Collected data:
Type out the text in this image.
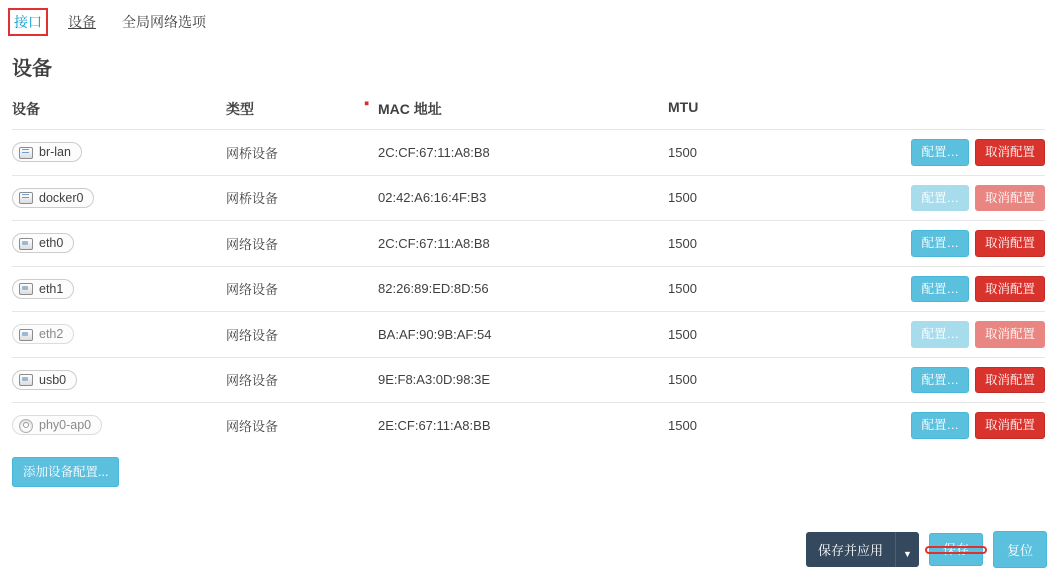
接口 设备 全局网络选项
设备
设备	类型 ▪	MAC 地址	MTU	

br-lan	网桥设备	2C:CF:67:11:A8:B8	1500	配置… 取消配置

docker0	网桥设备	02:42:A6:16:4F:B3	1500	配置… 取消配置

eth0	网络设备	2C:CF:67:11:A8:B8	1500	配置… 取消配置

eth1	网络设备	82:26:89:ED:8D:56	1500	配置… 取消配置

eth2	网络设备	BA:AF:90:9B:AF:54	1500	配置… 取消配置

usb0	网络设备	9E:F8:A3:0D:98:3E	1500	配置… 取消配置

phy0-ap0	网络设备	2E:CF:67:11:A8:BB	1500	配置… 取消配置
添加设备配置...
保存并应用	▼	保存	复位
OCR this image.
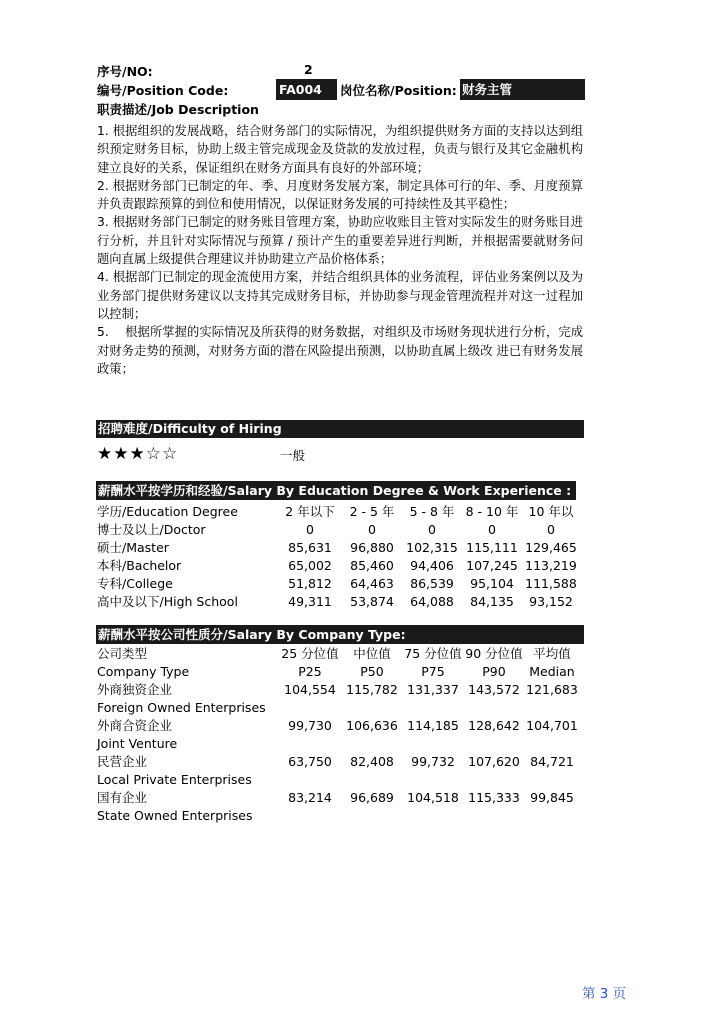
序号/NO:	2
编号/Position Code:	FA004	岗位名称/Position: 财务主管
职责描述/Job Description

1. 根据组织的发展战略，结合财务部门的实际情况，为组织提供财务方面的支持以达到组织预定财务目标，协助上级主管完成现金及贷款的发放过程，负责与银行及其它金融机构建立良好的关系，保证组织在财务方面具有良好的外部环境；

2. 根据财务部门已制定的年、季、月度财务发展方案，制定具体可行的年、季、月度预算并负责跟踪预算的到位和使用情况，以保证财务发展的可持续性及其平稳性；

3. 根据财务部门已制定的财务账目管理方案，协助应收账目主管对实际发生的财务账目进行分析，并且针对实际情况与预算 / 预计产生的重要差异进行判断，并根据需要就财务问题向直属上级提供合理建议并协助建立产品价格体系；

4. 根据部门已制定的现金流使用方案，并结合组织具体的业务流程，评估业务案例以及为业务部门提供财务建议以支持其完成财务目标，并协助参与现金管理流程并对这一过程加以控制；

5.　 根据所掌握的实际情况及所获得的财务数据，对组织及市场财务现状进行分析，完成对财务走势的预测，对财务方面的潜在风险提出预测，以协助直属上级改 进已有财务发展政策；

招聘难度/Difficulty of Hiring
★★★☆☆	一般
薪酬水平按学历和经验/Salary By Education Degree & Work Experience :
学历/Education Degree	2 年以下	2 - 5 年	5 - 8 年	8 - 10 年	10 年以
博士及以上/Doctor	0	0	0	0	0
硕士/Master	85,631	96,880	102,315	115,111	129,465
本科/Bachelor	65,002	85,460	94,406	107,245	113,219
专科/College	51,812	64,463	86,539	95,104	111,588
高中及以下/High School	49,311	53,874	64,088	84,135	93,152
薪酬水平按公司性质分/Salary By Company Type:
公司类型	25 分位值	中位值	75 分位值	90 分位值	平均值
Company Type	P25	P50	P75	P90	Median
外商独资企业	104,554	115,782	131,337	143,572	121,683
Foreign Owned Enterprises					
外商合资企业	99,730	106,636	114,185	128,642	104,701
Joint Venture					
民营企业	63,750	82,408	99,732	107,620	84,721
Local Private Enterprises					
国有企业	83,214	96,689	104,518	115,333	99,845
State Owned Enterprises					
第 3 页
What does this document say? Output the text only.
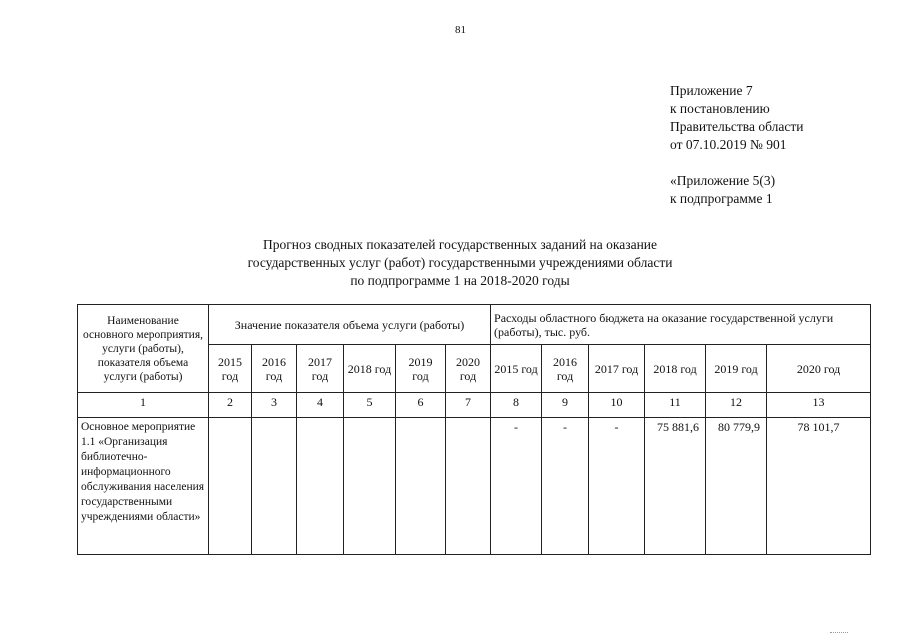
81
Приложение 7
к постановлению
Правительства области
от 07.10.2019 № 901
«Приложение 5(3)
к подпрограмме 1
Прогноз сводных показателей государственных заданий на оказание
государственных услуг (работ) государственными учреждениями области
по подпрограмме 1 на 2018-2020 годы
Наименование основного мероприятия, услуги (работы), показателя объема услуги (работы)	Значение показателя объема услуги (работы)						Расходы областного бюджета на оказание государственной услуги (работы), тыс. руб.					
	2015 год	2016 год	2017 год	2018 год	2019 год	2020 год	2015 год	2016 год	2017 год	2018 год	2019 год	2020 год
1	2	3	4	5	6	7	8	9	10	11	12	13
Основное мероприятие 1.1 «Организация библиотечно-информационного обслуживания населения государственными учреждениями области»							-	-	-	75 881,6	80 779,9	78 101,7
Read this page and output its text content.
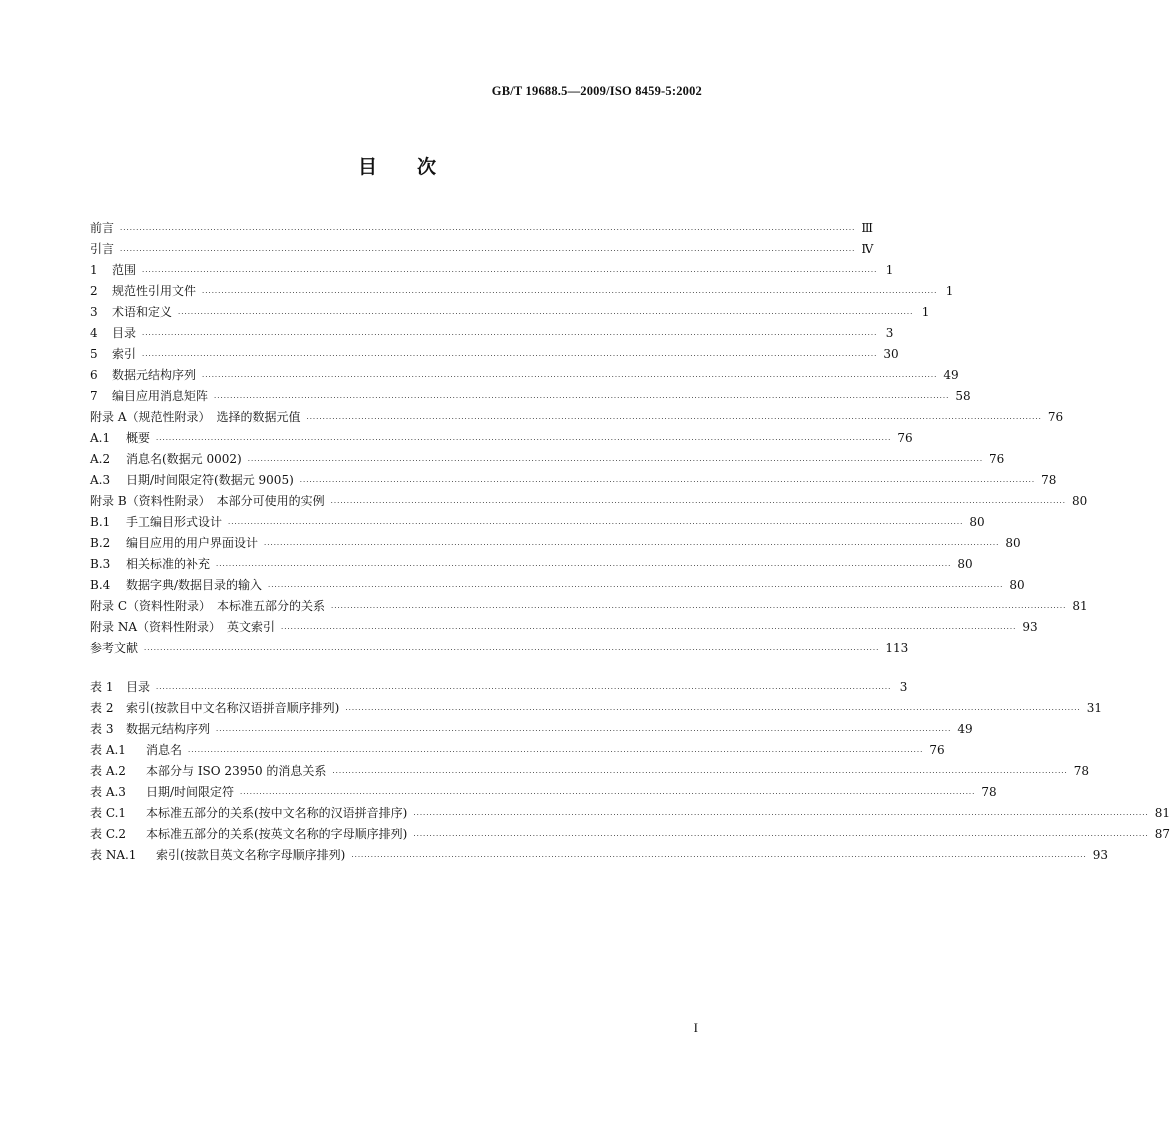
GB/T 19688.5—2009/ISO 8459-5:2002
目次
前言 ·····	Ⅲ
引言 ·····	Ⅳ
1	范围 ·····	1
2	规范性引用文件 ·····	1
3	术语和定义 ·····	1
4	目录 ·····	3
5	索引 ·····	30
6	数据元结构序列 ·····	49
7	编目应用消息矩阵 ·····	58
附录 A（规范性附录）　选择的数据元值 ·····	76
A.1	概要 ·····	76
A.2	消息名(数据元 0002) ·····	76
A.3	日期/时间限定符(数据元 9005) ·····	78
附录 B（资料性附录）　本部分可使用的实例 ·····	80
B.1	手工编目形式设计 ·····	80
B.2	编目应用的用户界面设计 ·····	80
B.3	相关标准的补充 ·····	80
B.4	数据字典/数据目录的输入 ·····	80
附录 C（资料性附录）　本标准五部分的关系 ·····	81
附录 NA（资料性附录）　英文索引 ·····	93
参考文献 ·····	113
表 1	目录 ·····	3
表 2	索引(按款目中文名称汉语拼音顺序排列) ·····	31
表 3	数据元结构序列 ·····	49
表 A.1	消息名 ·····	76
表 A.2	本部分与 ISO 23950 的消息关系 ·····	78
表 A.3	日期/时间限定符 ·····	78
表 C.1	本标准五部分的关系(按中文名称的汉语拼音排序) ·····	81
表 C.2	本标准五部分的关系(按英文名称的字母顺序排列) ·····	87
表 NA.1	索引(按款目英文名称字母顺序排列) ·····	93
I
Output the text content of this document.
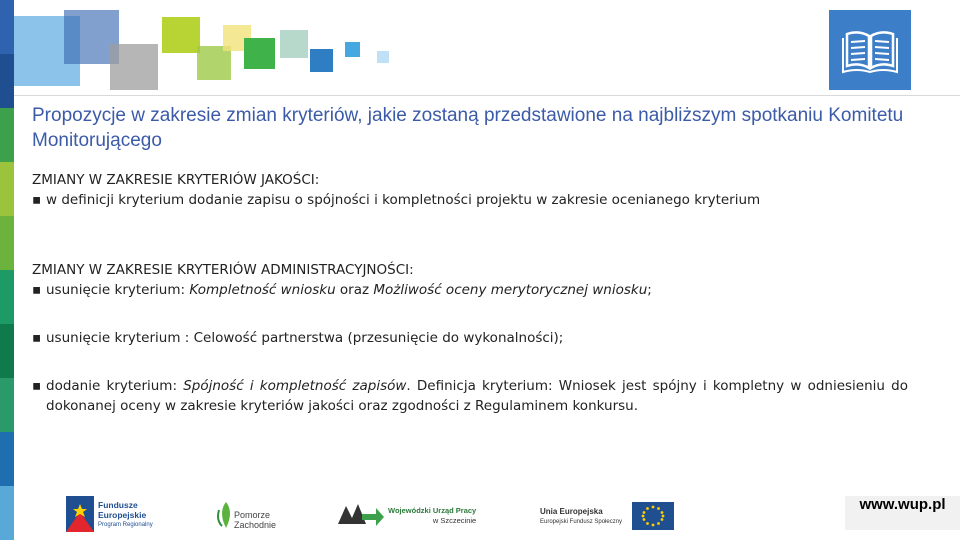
Propozycje w zakresie zmian kryteriów, jakie zostaną przedstawione na najbliższym spotkaniu Komitetu Monitorującego

ZMIANY W ZAKRESIE KRYTERIÓW JAKOŚCI:

▪ w definicji kryterium dodanie zapisu o spójności i kompletności projektu w zakresie ocenianego kryterium

ZMIANY W ZAKRESIE KRYTERIÓW ADMINISTRACYJNOŚCI:

▪ usunięcie kryterium: Kompletność wniosku oraz Możliwość oceny merytorycznej wniosku;

▪ usunięcie kryterium : Celowość partnerstwa (przesunięcie do wykonalności);

▪ dodanie kryterium: Spójność i kompletność zapisów. Definicja kryterium: Wniosek jest spójny i kompletny w odniesieniu do dokonanej oceny w zakresie kryteriów jakości oraz zgodności z Regulaminem konkursu.

Fundusze
Europejskie
Program Regionalny
Pomorze
Zachodnie
Wojewódzki Urząd Pracy
w Szczecinie
Unia Europejska
Europejski Fundusz Społeczny
www.wup.pl
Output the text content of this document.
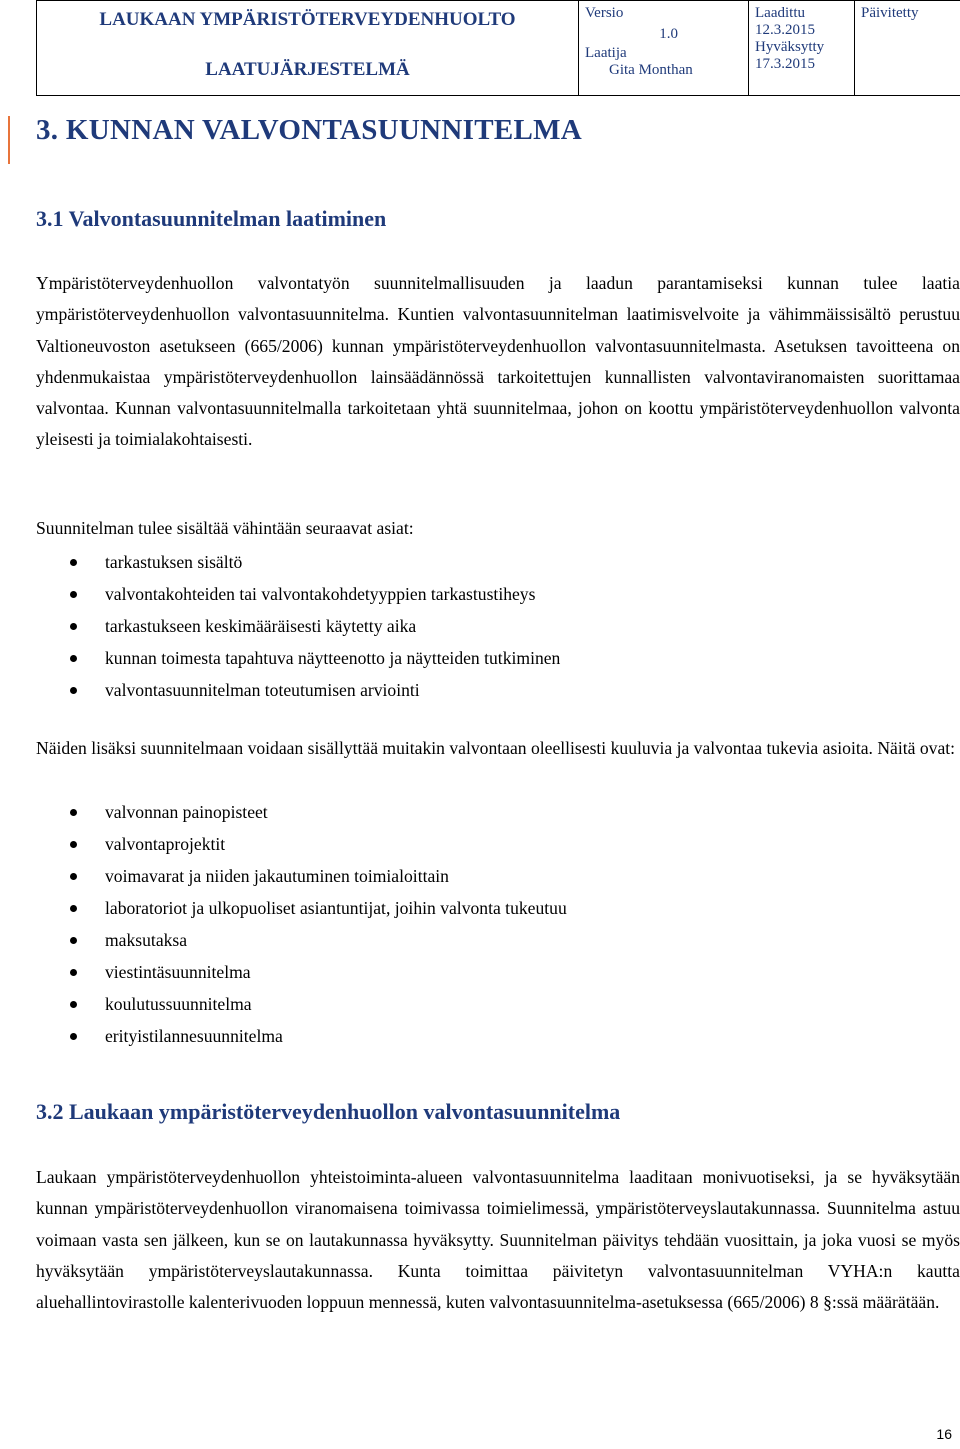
LAUKAAN YMPÄRISTÖTERVEYDENHUOLTO
LAATUJÄRJESTELMÄ

Versio
1.0
Laatija
Gita Monthan

Laadittu
12.3.2015
Hyväksytty
17.3.2015

Päivitetty
3. KUNNAN VALVONTASUUNNITELMA
3.1 Valvontasuunnitelman laatiminen

Ympäristöterveydenhuollon valvontatyön suunnitelmallisuuden ja laadun parantamiseksi kunnan tulee laatia ympäristöterveydenhuollon valvontasuunnitelma. Kuntien valvontasuunnitelman laatimisvelvoite ja vähimmäissisältö perustuu Valtioneuvoston asetukseen (665/2006) kunnan ympäristöterveydenhuollon valvontasuunnitelmasta. Asetuksen tavoitteena on yhdenmukaistaa ympäristöterveydenhuollon lainsäädännössä tarkoitettujen kunnallisten valvontaviranomaisten suorittamaa valvontaa. Kunnan valvontasuunnitelmalla tarkoitetaan yhtä suunnitelmaa, johon on koottu ympäristöterveydenhuollon valvonta yleisesti ja toimialakohtaisesti.

Suunnitelman tulee sisältää vähintään seuraavat asiat:

tarkastuksen sisältö
valvontakohteiden tai valvontakohdetyyppien tarkastustiheys
tarkastukseen keskimääräisesti käytetty aika
kunnan toimesta tapahtuva näytteenotto ja näytteiden tutkiminen
valvontasuunnitelman toteutumisen arviointi

Näiden lisäksi suunnitelmaan voidaan sisällyttää muitakin valvontaan oleellisesti kuuluvia ja valvontaa tukevia asioita. Näitä ovat:

valvonnan painopisteet
valvontaprojektit
voimavarat ja niiden jakautuminen toimialoittain
laboratoriot ja ulkopuoliset asiantuntijat, joihin valvonta tukeutuu
maksutaksa
viestintäsuunnitelma
koulutussuunnitelma
erityistilannesuunnitelma
3.2 Laukaan ympäristöterveydenhuollon valvontasuunnitelma

Laukaan ympäristöterveydenhuollon yhteistoiminta-alueen valvontasuunnitelma laaditaan monivuotiseksi, ja se hyväksytään kunnan ympäristöterveydenhuollon viranomaisena toimivassa toimielimessä, ympäristöterveyslautakunnassa. Suunnitelma astuu voimaan vasta sen jälkeen, kun se on lautakunnassa hyväksytty. Suunnitelman päivitys tehdään vuosittain, ja joka vuosi se myös hyväksytään ympäristöterveyslautakunnassa. Kunta toimittaa päivitetyn valvontasuunnitelman VYHA:n kautta aluehallintovirastolle kalenterivuoden loppuun mennessä, kuten valvontasuunnitelma-asetuksessa (665/2006) 8 §:ssä määrätään.

16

EXERCISE PROMPT:
Track down every line of the material containing the string "Education", and copy it.

FINISHED EXERCISE:
薪酬水平按学历和经验/Salary By Education Degree & Work Experience :
学历/Education Degree	2 年以下	2 - 5 年	5 - 8 年	8 - 10 年	10 年以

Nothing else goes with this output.